** EXERCISE DESCRIPTION **
Write out the entries below once more, exactly, with the pictures left out.

** PROVIDED ENTRIES **
********

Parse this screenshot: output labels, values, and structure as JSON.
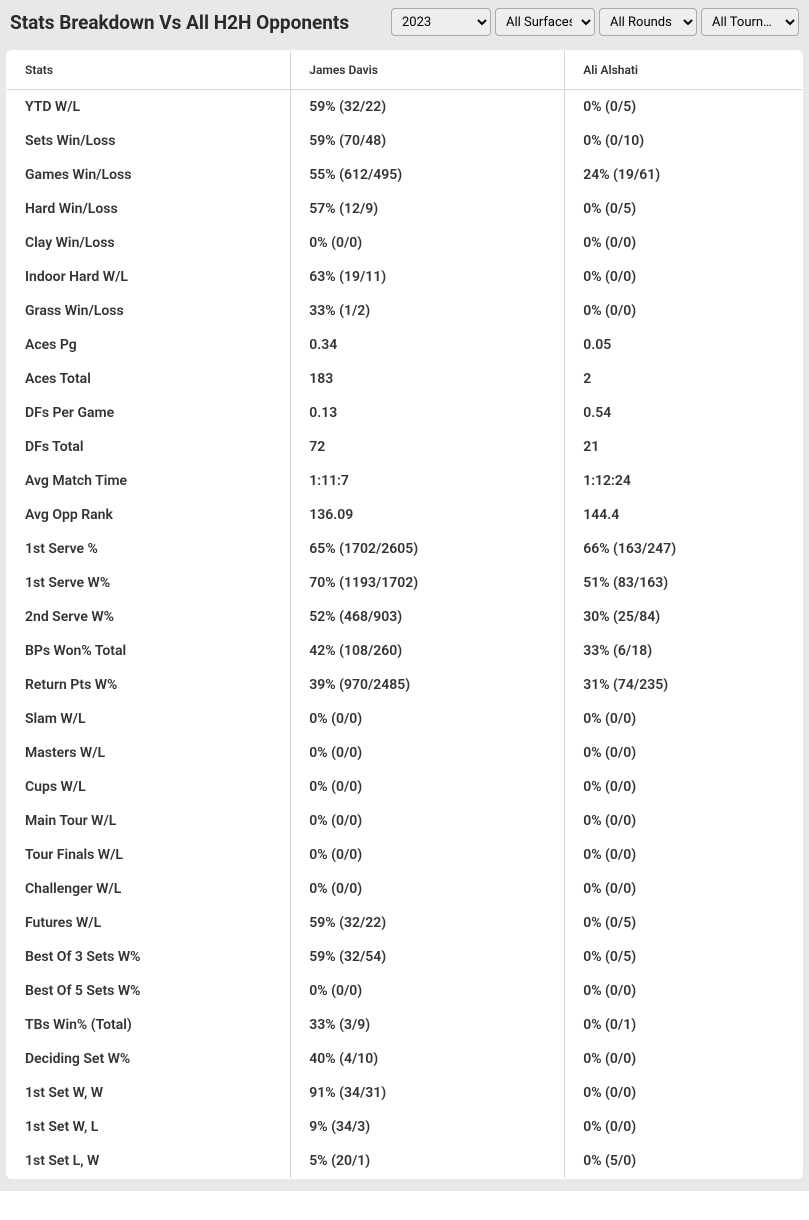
{
  "header": {
    "title": "Stats Breakdown Vs All H2H Opponents",
    "filters": {
      "year": "2023",
      "surface": "All Surfaces",
      "rounds": "All Rounds",
      "tourn": "All Tourn…"
    }
  },
  "table": {
    "columns": {
      "stats": "Stats",
      "player1": "James Davis",
      "player2": "Ali Alshati"
    },
    "rows": [
      {
        "stat": "YTD W/L",
        "p1": "59% (32/22)",
        "p2": "0% (0/5)"
      },
      {
        "stat": "Sets Win/Loss",
        "p1": "59% (70/48)",
        "p2": "0% (0/10)"
      },
      {
        "stat": "Games Win/Loss",
        "p1": "55% (612/495)",
        "p2": "24% (19/61)"
      },
      {
        "stat": "Hard Win/Loss",
        "p1": "57% (12/9)",
        "p2": "0% (0/5)"
      },
      {
        "stat": "Clay Win/Loss",
        "p1": "0% (0/0)",
        "p2": "0% (0/0)"
      },
      {
        "stat": "Indoor Hard W/L",
        "p1": "63% (19/11)",
        "p2": "0% (0/0)"
      },
      {
        "stat": "Grass Win/Loss",
        "p1": "33% (1/2)",
        "p2": "0% (0/0)"
      },
      {
        "stat": "Aces Pg",
        "p1": "0.34",
        "p2": "0.05"
      },
      {
        "stat": "Aces Total",
        "p1": "183",
        "p2": "2"
      },
      {
        "stat": "DFs Per Game",
        "p1": "0.13",
        "p2": "0.54"
      },
      {
        "stat": "DFs Total",
        "p1": "72",
        "p2": "21"
      },
      {
        "stat": "Avg Match Time",
        "p1": "1:11:7",
        "p2": "1:12:24"
      },
      {
        "stat": "Avg Opp Rank",
        "p1": "136.09",
        "p2": "144.4"
      },
      {
        "stat": "1st Serve %",
        "p1": "65% (1702/2605)",
        "p2": "66% (163/247)"
      },
      {
        "stat": "1st Serve W%",
        "p1": "70% (1193/1702)",
        "p2": "51% (83/163)"
      },
      {
        "stat": "2nd Serve W%",
        "p1": "52% (468/903)",
        "p2": "30% (25/84)"
      },
      {
        "stat": "BPs Won% Total",
        "p1": "42% (108/260)",
        "p2": "33% (6/18)"
      },
      {
        "stat": "Return Pts W%",
        "p1": "39% (970/2485)",
        "p2": "31% (74/235)"
      },
      {
        "stat": "Slam W/L",
        "p1": "0% (0/0)",
        "p2": "0% (0/0)"
      },
      {
        "stat": "Masters W/L",
        "p1": "0% (0/0)",
        "p2": "0% (0/0)"
      },
      {
        "stat": "Cups W/L",
        "p1": "0% (0/0)",
        "p2": "0% (0/0)"
      },
      {
        "stat": "Main Tour W/L",
        "p1": "0% (0/0)",
        "p2": "0% (0/0)"
      },
      {
        "stat": "Tour Finals W/L",
        "p1": "0% (0/0)",
        "p2": "0% (0/0)"
      },
      {
        "stat": "Challenger W/L",
        "p1": "0% (0/0)",
        "p2": "0% (0/0)"
      },
      {
        "stat": "Futures W/L",
        "p1": "59% (32/22)",
        "p2": "0% (0/5)"
      },
      {
        "stat": "Best Of 3 Sets W%",
        "p1": "59% (32/54)",
        "p2": "0% (0/5)"
      },
      {
        "stat": "Best Of 5 Sets W%",
        "p1": "0% (0/0)",
        "p2": "0% (0/0)"
      },
      {
        "stat": "TBs Win% (Total)",
        "p1": "33% (3/9)",
        "p2": "0% (0/1)"
      },
      {
        "stat": "Deciding Set W%",
        "p1": "40% (4/10)",
        "p2": "0% (0/0)"
      },
      {
        "stat": "1st Set W, W",
        "p1": "91% (34/31)",
        "p2": "0% (0/0)"
      },
      {
        "stat": "1st Set W, L",
        "p1": "9% (34/3)",
        "p2": "0% (0/0)"
      },
      {
        "stat": "1st Set L, W",
        "p1": "5% (20/1)",
        "p2": "0% (5/0)"
      }
    ]
  },
  "colors": {
    "header_bg": "#e8e8e8",
    "row_text": "#333333",
    "border": "#d5d5d5",
    "white": "#ffffff"
  }
}
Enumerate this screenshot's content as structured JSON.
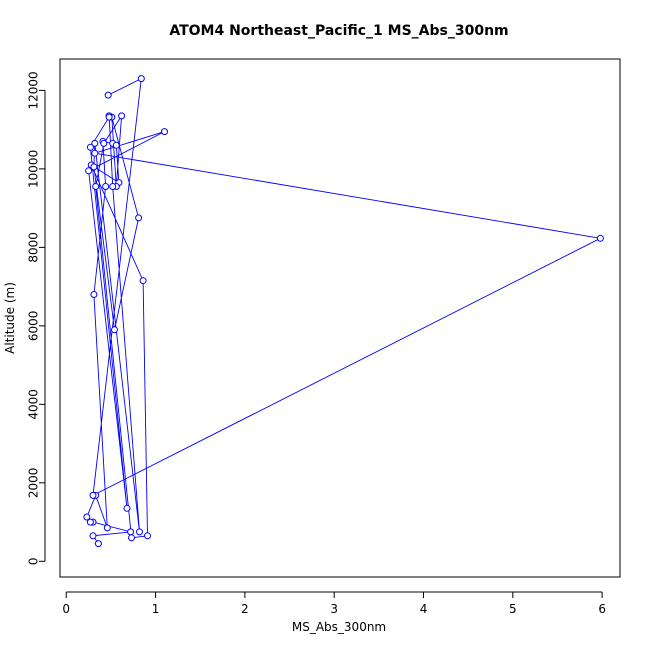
{
  "chart_data": {
    "type": "line",
    "title": "ATOM4 Northeast_Pacific_1 MS_Abs_300nm",
    "xlabel": "MS_Abs_300nm",
    "ylabel": "Altitude (m)",
    "xlim": [
      -0.07,
      6.2
    ],
    "ylim": [
      -400,
      12800
    ],
    "xticks": [
      0,
      1,
      2,
      3,
      4,
      5,
      6
    ],
    "yticks": [
      0,
      2000,
      4000,
      6000,
      8000,
      10000,
      12000
    ],
    "grid": false,
    "legend": "none",
    "colors": {
      "series": "#0000ff",
      "axis": "#000000",
      "background": "#ffffff"
    },
    "series": [
      {
        "x": [
          0.36,
          0.3,
          0.72,
          0.3,
          0.27,
          0.23,
          0.33,
          0.46,
          0.31,
          0.44,
          0.41,
          0.52,
          0.56,
          0.59,
          0.28,
          0.86,
          0.91,
          0.73,
          0.33,
          0.42,
          0.62,
          0.56,
          0.51,
          0.81,
          0.54,
          0.31,
          0.32,
          0.82,
          0.52,
          0.48,
          0.48,
          0.27,
          0.68,
          0.25,
          1.1,
          0.32,
          5.98,
          0.3,
          0.84,
          0.47
        ],
        "y": [
          450,
          650,
          750,
          1000,
          1000,
          1130,
          1680,
          850,
          6800,
          9550,
          10700,
          10650,
          10600,
          9650,
          10100,
          7150,
          650,
          600,
          9550,
          10650,
          11350,
          9550,
          11320,
          8750,
          5900,
          10050,
          10650,
          750,
          9550,
          11350,
          11320,
          10550,
          1350,
          9950,
          10950,
          10400,
          8230,
          1680,
          12300,
          11880
        ]
      }
    ]
  }
}
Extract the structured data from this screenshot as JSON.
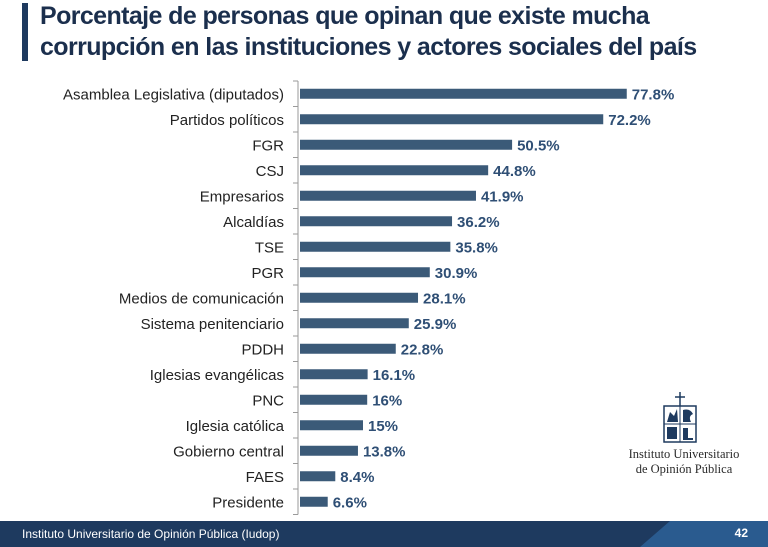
{
  "title": "Porcentaje de personas que opinan que existe mucha corrupción en las instituciones y actores sociales del país",
  "chart_data": {
    "type": "bar",
    "orientation": "horizontal",
    "title": "Porcentaje de personas que opinan que existe mucha corrupción en las instituciones y actores sociales del país",
    "categories": [
      "Asamblea Legislativa (diputados)",
      "Partidos políticos",
      "FGR",
      "CSJ",
      "Empresarios",
      "Alcaldías",
      "TSE",
      "PGR",
      "Medios de comunicación",
      "Sistema penitenciario",
      "PDDH",
      "Iglesias evangélicas",
      "PNC",
      "Iglesia católica",
      "Gobierno central",
      "FAES",
      "Presidente"
    ],
    "values": [
      77.8,
      72.2,
      50.5,
      44.8,
      41.9,
      36.2,
      35.8,
      30.9,
      28.1,
      25.9,
      22.8,
      16.1,
      16,
      15,
      13.8,
      8.4,
      6.6
    ],
    "value_labels": [
      "77.8%",
      "72.2%",
      "50.5%",
      "44.8%",
      "41.9%",
      "36.2%",
      "35.8%",
      "30.9%",
      "28.1%",
      "25.9%",
      "22.8%",
      "16.1%",
      "16%",
      "15%",
      "13.8%",
      "8.4%",
      "6.6%"
    ],
    "xlim": [
      0,
      100
    ],
    "grid": false,
    "bar_color": "#3b5a78",
    "label_color": "#2f4f75"
  },
  "logo": {
    "line1": "Instituto Universitario",
    "line2": "de Opinión Pública"
  },
  "footer": {
    "text": "Instituto Universitario de Opinión Pública (Iudop)",
    "page": "42"
  },
  "colors": {
    "title": "#1b2f4d",
    "accent": "#1e3a5f",
    "footer_accent": "#2a5b8f"
  }
}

********

** REPLY TO THE TASK **
Parse this screenshot: output labels, values, and structure as JSON.
{
  "header": {
    "title": "Stats Breakdown Vs All H2H Opponents",
    "filters": {
      "year": "2023",
      "surface": "All Surfaces",
      "rounds": "All Rounds",
      "tourn": "All Tourn…"
    }
  },
  "table": {
    "columns": {
      "stats": "Stats",
      "player1": "James Davis",
      "player2": "Ali Alshati"
    },
    "rows": [
      {
        "stat": "YTD W/L",
        "p1": "59% (32/22)",
        "p2": "0% (0/5)"
      },
      {
        "stat": "Sets Win/Loss",
        "p1": "59% (70/48)",
        "p2": "0% (0/10)"
      },
      {
        "stat": "Games Win/Loss",
        "p1": "55% (612/495)",
        "p2": "24% (19/61)"
      },
      {
        "stat": "Hard Win/Loss",
        "p1": "57% (12/9)",
        "p2": "0% (0/5)"
      },
      {
        "stat": "Clay Win/Loss",
        "p1": "0% (0/0)",
        "p2": "0% (0/0)"
      },
      {
        "stat": "Indoor Hard W/L",
        "p1": "63% (19/11)",
        "p2": "0% (0/0)"
      },
      {
        "stat": "Grass Win/Loss",
        "p1": "33% (1/2)",
        "p2": "0% (0/0)"
      },
      {
        "stat": "Aces Pg",
        "p1": "0.34",
        "p2": "0.05"
      },
      {
        "stat": "Aces Total",
        "p1": "183",
        "p2": "2"
      },
      {
        "stat": "DFs Per Game",
        "p1": "0.13",
        "p2": "0.54"
      },
      {
        "stat": "DFs Total",
        "p1": "72",
        "p2": "21"
      },
      {
        "stat": "Avg Match Time",
        "p1": "1:11:7",
        "p2": "1:12:24"
      },
      {
        "stat": "Avg Opp Rank",
        "p1": "136.09",
        "p2": "144.4"
      },
      {
        "stat": "1st Serve %",
        "p1": "65% (1702/2605)",
        "p2": "66% (163/247)"
      },
      {
        "stat": "1st Serve W%",
        "p1": "70% (1193/1702)",
        "p2": "51% (83/163)"
      },
      {
        "stat": "2nd Serve W%",
        "p1": "52% (468/903)",
        "p2": "30% (25/84)"
      },
      {
        "stat": "BPs Won% Total",
        "p1": "42% (108/260)",
        "p2": "33% (6/18)"
      },
      {
        "stat": "Return Pts W%",
        "p1": "39% (970/2485)",
        "p2": "31% (74/235)"
      },
      {
        "stat": "Slam W/L",
        "p1": "0% (0/0)",
        "p2": "0% (0/0)"
      },
      {
        "stat": "Masters W/L",
        "p1": "0% (0/0)",
        "p2": "0% (0/0)"
      },
      {
        "stat": "Cups W/L",
        "p1": "0% (0/0)",
        "p2": "0% (0/0)"
      },
      {
        "stat": "Main Tour W/L",
        "p1": "0% (0/0)",
        "p2": "0% (0/0)"
      },
      {
        "stat": "Tour Finals W/L",
        "p1": "0% (0/0)",
        "p2": "0% (0/0)"
      },
      {
        "stat": "Challenger W/L",
        "p1": "0% (0/0)",
        "p2": "0% (0/0)"
      },
      {
        "stat": "Futures W/L",
        "p1": "59% (32/22)",
        "p2": "0% (0/5)"
      },
      {
        "stat": "Best Of 3 Sets W%",
        "p1": "59% (32/54)",
        "p2": "0% (0/5)"
      },
      {
        "stat": "Best Of 5 Sets W%",
        "p1": "0% (0/0)",
        "p2": "0% (0/0)"
      },
      {
        "stat": "TBs Win% (Total)",
        "p1": "33% (3/9)",
        "p2": "0% (0/1)"
      },
      {
        "stat": "Deciding Set W%",
        "p1": "40% (4/10)",
        "p2": "0% (0/0)"
      },
      {
        "stat": "1st Set W, W",
        "p1": "91% (34/31)",
        "p2": "0% (0/0)"
      },
      {
        "stat": "1st Set W, L",
        "p1": "9% (34/3)",
        "p2": "0% (0/0)"
      },
      {
        "stat": "1st Set L, W",
        "p1": "5% (20/1)",
        "p2": "0% (5/0)"
      }
    ]
  },
  "colors": {
    "header_bg": "#e8e8e8",
    "row_text": "#333333",
    "border": "#d5d5d5",
    "white": "#ffffff"
  }
}
Enumerate this screenshot's content as structured JSON.
{
  "chart_data": {
    "type": "line",
    "title": "ATOM4 Northeast_Pacific_1 MS_Abs_300nm",
    "xlabel": "MS_Abs_300nm",
    "ylabel": "Altitude (m)",
    "xlim": [
      -0.07,
      6.2
    ],
    "ylim": [
      -400,
      12800
    ],
    "xticks": [
      0,
      1,
      2,
      3,
      4,
      5,
      6
    ],
    "yticks": [
      0,
      2000,
      4000,
      6000,
      8000,
      10000,
      12000
    ],
    "grid": false,
    "legend": "none",
    "colors": {
      "series": "#0000ff",
      "axis": "#000000",
      "background": "#ffffff"
    },
    "series": [
      {
        "x": [
          0.36,
          0.3,
          0.72,
          0.3,
          0.27,
          0.23,
          0.33,
          0.46,
          0.31,
          0.44,
          0.41,
          0.52,
          0.56,
          0.59,
          0.28,
          0.86,
          0.91,
          0.73,
          0.33,
          0.42,
          0.62,
          0.56,
          0.51,
          0.81,
          0.54,
          0.31,
          0.32,
          0.82,
          0.52,
          0.48,
          0.48,
          0.27,
          0.68,
          0.25,
          1.1,
          0.32,
          5.98,
          0.3,
          0.84,
          0.47
        ],
        "y": [
          450,
          650,
          750,
          1000,
          1000,
          1130,
          1680,
          850,
          6800,
          9550,
          10700,
          10650,
          10600,
          9650,
          10100,
          7150,
          650,
          600,
          9550,
          10650,
          11350,
          9550,
          11320,
          8750,
          5900,
          10050,
          10650,
          750,
          9550,
          11350,
          11320,
          10550,
          1350,
          9950,
          10950,
          10400,
          8230,
          1680,
          12300,
          11880
        ]
      }
    ]
  }
}
Extract the structured data from this screenshot as JSON.
{
  "title": "Porcentaje de personas que opinan que existe mucha corrupción en las instituciones y actores sociales del país",
  "chart_data": {
    "type": "bar",
    "orientation": "horizontal",
    "title": "Porcentaje de personas que opinan que existe mucha corrupción en las instituciones y actores sociales del país",
    "categories": [
      "Asamblea Legislativa (diputados)",
      "Partidos políticos",
      "FGR",
      "CSJ",
      "Empresarios",
      "Alcaldías",
      "TSE",
      "PGR",
      "Medios de comunicación",
      "Sistema penitenciario",
      "PDDH",
      "Iglesias evangélicas",
      "PNC",
      "Iglesia católica",
      "Gobierno central",
      "FAES",
      "Presidente"
    ],
    "values": [
      77.8,
      72.2,
      50.5,
      44.8,
      41.9,
      36.2,
      35.8,
      30.9,
      28.1,
      25.9,
      22.8,
      16.1,
      16,
      15,
      13.8,
      8.4,
      6.6
    ],
    "value_labels": [
      "77.8%",
      "72.2%",
      "50.5%",
      "44.8%",
      "41.9%",
      "36.2%",
      "35.8%",
      "30.9%",
      "28.1%",
      "25.9%",
      "22.8%",
      "16.1%",
      "16%",
      "15%",
      "13.8%",
      "8.4%",
      "6.6%"
    ],
    "xlim": [
      0,
      100
    ],
    "grid": false,
    "bar_color": "#3b5a78",
    "label_color": "#2f4f75"
  },
  "logo": {
    "line1": "Instituto Universitario",
    "line2": "de Opinión Pública"
  },
  "footer": {
    "text": "Instituto Universitario de Opinión Pública (Iudop)",
    "page": "42"
  },
  "colors": {
    "title": "#1b2f4d",
    "accent": "#1e3a5f",
    "footer_accent": "#2a5b8f"
  }
}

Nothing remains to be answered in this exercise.